**AIM OF THE EXERCISE**. Output exactly, please, the lines of the records below from the one containing "Extract all readable text from this page." through the final line.

**Entries taken from a collection**.
%%
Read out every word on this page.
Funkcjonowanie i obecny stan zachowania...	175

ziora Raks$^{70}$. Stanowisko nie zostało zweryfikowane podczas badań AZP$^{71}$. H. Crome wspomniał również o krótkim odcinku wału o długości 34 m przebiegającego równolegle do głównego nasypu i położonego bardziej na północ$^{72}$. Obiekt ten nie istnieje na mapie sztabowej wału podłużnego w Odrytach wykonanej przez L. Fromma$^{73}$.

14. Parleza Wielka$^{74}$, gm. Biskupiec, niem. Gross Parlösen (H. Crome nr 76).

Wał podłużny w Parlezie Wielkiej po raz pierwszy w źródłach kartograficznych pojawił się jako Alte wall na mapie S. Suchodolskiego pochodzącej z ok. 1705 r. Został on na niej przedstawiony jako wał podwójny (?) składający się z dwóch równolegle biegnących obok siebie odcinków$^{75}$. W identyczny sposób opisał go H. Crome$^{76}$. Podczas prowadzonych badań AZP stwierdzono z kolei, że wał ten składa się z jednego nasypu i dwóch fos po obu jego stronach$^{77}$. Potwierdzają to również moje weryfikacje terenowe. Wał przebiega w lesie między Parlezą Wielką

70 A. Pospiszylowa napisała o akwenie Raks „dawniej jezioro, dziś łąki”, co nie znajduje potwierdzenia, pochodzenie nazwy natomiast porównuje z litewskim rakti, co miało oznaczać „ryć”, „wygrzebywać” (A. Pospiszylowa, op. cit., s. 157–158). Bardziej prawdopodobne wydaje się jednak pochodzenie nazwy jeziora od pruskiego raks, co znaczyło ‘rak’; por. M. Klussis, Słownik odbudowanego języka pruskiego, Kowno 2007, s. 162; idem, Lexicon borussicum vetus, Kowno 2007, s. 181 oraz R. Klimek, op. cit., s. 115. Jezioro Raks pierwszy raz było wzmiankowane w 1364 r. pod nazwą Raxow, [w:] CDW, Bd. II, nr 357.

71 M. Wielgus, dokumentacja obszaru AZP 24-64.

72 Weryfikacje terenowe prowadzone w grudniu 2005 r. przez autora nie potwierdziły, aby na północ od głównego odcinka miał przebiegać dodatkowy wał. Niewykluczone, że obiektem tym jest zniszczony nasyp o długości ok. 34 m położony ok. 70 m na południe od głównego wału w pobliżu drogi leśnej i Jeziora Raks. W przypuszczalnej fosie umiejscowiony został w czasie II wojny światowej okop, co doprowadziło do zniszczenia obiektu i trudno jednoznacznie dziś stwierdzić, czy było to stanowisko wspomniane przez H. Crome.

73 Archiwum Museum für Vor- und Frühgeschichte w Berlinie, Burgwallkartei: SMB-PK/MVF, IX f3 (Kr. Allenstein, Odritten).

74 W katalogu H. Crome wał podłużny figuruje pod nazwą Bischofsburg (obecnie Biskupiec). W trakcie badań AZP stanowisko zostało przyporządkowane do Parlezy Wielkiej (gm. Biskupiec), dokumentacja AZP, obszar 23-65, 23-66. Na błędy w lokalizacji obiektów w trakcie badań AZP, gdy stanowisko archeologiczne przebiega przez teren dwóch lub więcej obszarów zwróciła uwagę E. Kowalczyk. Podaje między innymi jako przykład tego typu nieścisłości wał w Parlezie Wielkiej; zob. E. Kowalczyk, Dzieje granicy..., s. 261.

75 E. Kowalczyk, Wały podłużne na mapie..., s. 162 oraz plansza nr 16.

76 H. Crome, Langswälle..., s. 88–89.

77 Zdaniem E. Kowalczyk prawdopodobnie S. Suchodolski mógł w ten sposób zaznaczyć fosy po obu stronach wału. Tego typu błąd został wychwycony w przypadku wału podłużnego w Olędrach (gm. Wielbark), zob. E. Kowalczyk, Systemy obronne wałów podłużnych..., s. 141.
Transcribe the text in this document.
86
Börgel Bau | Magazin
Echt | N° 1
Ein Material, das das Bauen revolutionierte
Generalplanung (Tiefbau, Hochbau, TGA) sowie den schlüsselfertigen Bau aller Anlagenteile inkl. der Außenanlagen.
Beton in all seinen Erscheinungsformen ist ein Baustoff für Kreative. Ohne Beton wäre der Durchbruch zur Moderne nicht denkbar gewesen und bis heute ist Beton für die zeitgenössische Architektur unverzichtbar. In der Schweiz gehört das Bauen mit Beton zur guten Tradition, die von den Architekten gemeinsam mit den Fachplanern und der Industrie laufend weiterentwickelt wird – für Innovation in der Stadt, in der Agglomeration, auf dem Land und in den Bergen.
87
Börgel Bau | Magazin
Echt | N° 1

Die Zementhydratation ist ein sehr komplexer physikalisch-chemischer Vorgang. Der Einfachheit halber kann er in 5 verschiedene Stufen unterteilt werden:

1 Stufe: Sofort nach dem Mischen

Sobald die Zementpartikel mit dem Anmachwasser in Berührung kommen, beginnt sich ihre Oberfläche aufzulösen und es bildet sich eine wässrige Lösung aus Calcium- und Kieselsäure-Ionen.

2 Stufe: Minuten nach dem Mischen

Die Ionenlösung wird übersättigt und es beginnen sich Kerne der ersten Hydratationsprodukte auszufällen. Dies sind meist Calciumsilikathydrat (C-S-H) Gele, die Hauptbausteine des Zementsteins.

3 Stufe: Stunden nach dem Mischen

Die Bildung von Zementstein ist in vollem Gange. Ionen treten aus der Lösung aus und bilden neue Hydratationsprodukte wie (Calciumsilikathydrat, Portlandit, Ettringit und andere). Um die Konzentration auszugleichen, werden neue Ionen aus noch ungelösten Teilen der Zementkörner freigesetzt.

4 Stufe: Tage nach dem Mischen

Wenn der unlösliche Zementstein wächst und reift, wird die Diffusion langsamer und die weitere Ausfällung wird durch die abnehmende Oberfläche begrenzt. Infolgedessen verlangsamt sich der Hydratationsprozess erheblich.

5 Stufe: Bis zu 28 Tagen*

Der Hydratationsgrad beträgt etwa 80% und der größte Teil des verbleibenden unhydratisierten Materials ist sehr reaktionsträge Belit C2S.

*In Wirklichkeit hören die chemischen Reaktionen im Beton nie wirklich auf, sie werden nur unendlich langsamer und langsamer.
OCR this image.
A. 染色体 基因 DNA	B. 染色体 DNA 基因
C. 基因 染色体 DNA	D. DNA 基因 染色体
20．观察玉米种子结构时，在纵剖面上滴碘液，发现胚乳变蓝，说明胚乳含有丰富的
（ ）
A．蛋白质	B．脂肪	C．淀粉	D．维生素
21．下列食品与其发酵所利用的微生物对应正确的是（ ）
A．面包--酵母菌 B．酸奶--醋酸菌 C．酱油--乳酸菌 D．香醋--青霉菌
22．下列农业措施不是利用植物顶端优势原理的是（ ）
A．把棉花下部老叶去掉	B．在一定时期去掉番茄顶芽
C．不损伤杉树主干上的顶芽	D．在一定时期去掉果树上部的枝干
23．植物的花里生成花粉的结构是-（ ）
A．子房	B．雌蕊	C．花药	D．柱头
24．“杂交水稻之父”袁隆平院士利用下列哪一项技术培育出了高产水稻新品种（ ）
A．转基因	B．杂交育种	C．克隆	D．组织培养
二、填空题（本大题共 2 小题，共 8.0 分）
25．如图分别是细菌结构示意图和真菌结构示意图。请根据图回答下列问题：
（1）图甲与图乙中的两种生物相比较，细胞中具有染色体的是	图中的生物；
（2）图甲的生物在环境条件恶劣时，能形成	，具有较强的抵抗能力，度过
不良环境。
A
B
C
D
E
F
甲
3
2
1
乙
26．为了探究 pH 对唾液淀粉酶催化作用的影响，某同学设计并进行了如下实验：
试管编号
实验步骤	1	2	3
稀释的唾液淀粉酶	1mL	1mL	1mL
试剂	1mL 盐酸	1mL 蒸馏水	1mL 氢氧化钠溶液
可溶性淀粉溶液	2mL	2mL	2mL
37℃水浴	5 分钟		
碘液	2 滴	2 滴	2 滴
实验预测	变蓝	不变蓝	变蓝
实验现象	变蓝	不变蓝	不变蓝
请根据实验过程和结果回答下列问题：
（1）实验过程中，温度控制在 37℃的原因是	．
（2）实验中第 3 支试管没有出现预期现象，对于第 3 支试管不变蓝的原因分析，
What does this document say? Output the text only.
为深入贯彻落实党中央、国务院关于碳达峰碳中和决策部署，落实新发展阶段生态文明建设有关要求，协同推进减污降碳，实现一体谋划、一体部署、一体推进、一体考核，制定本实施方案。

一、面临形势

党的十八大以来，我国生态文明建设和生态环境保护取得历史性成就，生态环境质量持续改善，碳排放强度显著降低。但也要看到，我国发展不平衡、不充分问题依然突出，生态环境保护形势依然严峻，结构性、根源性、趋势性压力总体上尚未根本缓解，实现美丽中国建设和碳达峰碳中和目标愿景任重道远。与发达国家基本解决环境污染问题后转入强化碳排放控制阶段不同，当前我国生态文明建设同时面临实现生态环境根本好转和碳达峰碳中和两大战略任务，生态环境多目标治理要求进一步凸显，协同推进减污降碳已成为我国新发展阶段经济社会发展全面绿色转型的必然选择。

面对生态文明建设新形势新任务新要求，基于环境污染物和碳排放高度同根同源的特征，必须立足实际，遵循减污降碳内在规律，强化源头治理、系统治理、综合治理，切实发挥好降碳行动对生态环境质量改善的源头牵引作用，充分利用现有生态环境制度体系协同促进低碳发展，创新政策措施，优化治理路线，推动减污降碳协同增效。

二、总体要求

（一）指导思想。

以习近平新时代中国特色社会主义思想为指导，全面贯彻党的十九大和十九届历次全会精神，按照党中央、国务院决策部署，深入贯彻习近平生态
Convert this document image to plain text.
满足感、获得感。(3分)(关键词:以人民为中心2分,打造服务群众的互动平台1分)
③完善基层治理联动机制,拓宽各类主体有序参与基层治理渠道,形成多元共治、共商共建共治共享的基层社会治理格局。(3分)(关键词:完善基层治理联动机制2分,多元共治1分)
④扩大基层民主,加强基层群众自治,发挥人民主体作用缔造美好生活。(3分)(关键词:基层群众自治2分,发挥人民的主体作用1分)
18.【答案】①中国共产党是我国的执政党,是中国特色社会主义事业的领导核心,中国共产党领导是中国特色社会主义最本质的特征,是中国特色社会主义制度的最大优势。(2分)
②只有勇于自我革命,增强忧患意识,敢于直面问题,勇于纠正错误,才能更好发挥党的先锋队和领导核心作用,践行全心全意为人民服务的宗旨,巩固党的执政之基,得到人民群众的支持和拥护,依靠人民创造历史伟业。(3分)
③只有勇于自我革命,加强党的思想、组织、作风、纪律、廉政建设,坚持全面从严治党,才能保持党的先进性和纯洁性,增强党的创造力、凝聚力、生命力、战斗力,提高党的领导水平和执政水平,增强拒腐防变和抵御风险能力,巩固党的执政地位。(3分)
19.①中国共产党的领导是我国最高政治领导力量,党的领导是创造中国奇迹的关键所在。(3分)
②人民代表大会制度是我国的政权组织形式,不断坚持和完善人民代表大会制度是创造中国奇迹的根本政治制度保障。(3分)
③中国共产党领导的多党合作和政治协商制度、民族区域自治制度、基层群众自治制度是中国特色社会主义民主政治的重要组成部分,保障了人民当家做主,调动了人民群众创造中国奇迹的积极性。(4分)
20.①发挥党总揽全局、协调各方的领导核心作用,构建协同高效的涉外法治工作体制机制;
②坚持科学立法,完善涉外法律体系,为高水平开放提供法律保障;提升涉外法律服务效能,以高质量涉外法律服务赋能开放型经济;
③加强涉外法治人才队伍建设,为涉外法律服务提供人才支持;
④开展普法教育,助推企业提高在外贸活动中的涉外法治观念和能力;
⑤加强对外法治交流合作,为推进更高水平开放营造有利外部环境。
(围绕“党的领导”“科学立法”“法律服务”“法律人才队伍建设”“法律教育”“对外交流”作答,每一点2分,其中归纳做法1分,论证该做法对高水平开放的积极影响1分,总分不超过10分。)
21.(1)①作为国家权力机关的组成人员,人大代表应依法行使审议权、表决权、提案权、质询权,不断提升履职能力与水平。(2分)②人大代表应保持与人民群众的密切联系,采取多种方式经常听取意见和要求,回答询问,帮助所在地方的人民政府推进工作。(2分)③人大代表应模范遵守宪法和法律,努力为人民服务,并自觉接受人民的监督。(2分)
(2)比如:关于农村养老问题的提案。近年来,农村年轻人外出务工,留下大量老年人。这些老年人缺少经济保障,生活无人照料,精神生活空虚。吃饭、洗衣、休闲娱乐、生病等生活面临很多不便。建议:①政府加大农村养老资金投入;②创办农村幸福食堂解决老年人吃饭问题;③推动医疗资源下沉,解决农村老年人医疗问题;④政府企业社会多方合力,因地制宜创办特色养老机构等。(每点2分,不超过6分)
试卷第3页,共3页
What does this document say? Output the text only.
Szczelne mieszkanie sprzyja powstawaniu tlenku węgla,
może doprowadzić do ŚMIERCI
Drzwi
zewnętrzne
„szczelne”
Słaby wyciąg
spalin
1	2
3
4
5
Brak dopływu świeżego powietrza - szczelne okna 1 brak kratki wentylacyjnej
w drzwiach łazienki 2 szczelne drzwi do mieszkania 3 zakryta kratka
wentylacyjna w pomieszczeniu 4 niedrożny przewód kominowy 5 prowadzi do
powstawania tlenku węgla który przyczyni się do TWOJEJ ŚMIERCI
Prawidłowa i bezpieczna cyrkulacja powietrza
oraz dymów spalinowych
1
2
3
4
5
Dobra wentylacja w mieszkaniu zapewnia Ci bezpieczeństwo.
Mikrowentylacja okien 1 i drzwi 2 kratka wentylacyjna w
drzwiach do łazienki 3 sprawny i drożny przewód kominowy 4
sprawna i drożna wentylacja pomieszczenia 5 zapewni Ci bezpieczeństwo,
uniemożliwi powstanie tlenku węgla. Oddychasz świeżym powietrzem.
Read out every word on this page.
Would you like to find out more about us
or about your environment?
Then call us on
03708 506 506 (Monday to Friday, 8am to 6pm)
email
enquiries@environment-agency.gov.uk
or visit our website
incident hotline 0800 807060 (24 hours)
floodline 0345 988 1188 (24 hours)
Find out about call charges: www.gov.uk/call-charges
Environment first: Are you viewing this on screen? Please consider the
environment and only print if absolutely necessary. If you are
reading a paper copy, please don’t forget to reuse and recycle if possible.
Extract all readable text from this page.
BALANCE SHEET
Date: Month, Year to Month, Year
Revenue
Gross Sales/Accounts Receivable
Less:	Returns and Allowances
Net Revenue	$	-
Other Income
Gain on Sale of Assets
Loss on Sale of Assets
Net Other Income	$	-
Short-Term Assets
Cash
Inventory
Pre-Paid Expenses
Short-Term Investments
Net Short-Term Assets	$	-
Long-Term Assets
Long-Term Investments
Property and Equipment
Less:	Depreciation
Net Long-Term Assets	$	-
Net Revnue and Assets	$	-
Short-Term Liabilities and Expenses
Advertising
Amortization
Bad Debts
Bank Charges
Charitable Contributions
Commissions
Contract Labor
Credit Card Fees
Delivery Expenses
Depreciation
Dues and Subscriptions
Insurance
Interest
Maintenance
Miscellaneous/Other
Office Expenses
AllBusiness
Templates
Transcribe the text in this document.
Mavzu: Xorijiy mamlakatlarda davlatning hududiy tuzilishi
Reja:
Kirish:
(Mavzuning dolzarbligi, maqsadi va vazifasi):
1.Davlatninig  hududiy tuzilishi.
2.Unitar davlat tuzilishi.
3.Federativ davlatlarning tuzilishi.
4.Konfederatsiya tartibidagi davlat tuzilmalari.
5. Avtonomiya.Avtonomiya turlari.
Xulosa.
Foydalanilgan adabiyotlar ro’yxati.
%%
**RESULT FOR THIS TASK**.
Extract all readable text from this page.
BALANCE SHEET
Date: Month, Year to Month, Year
Revenue
Gross Sales/Accounts Receivable
Less:	Returns and Allowances
Net Revenue	$	-
Other Income
Gain on Sale of Assets
Loss on Sale of Assets
Net Other Income	$	-
Short-Term Assets
Cash
Inventory
Pre-Paid Expenses
Short-Term Investments
Net Short-Term Assets	$	-
Long-Term Assets
Long-Term Investments
Property and Equipment
Less:	Depreciation
Net Long-Term Assets	$	-
Net Revnue and Assets	$	-
Short-Term Liabilities and Expenses
Advertising
Amortization
Bad Debts
Bank Charges
Charitable Contributions
Commissions
Contract Labor
Credit Card Fees
Delivery Expenses
Depreciation
Dues and Subscriptions
Insurance
Interest
Maintenance
Miscellaneous/Other
Office Expenses
AllBusiness
Templates
Transcribe the text in this document.
Mavzu: Xorijiy mamlakatlarda davlatning hududiy tuzilishi
Reja:
Kirish:
(Mavzuning dolzarbligi, maqsadi va vazifasi):
1.Davlatninig  hududiy tuzilishi.
2.Unitar davlat tuzilishi.
3.Federativ davlatlarning tuzilishi.
4.Konfederatsiya tartibidagi davlat tuzilmalari.
5. Avtonomiya.Avtonomiya turlari.
Xulosa.
Foydalanilgan adabiyotlar ro’yxati.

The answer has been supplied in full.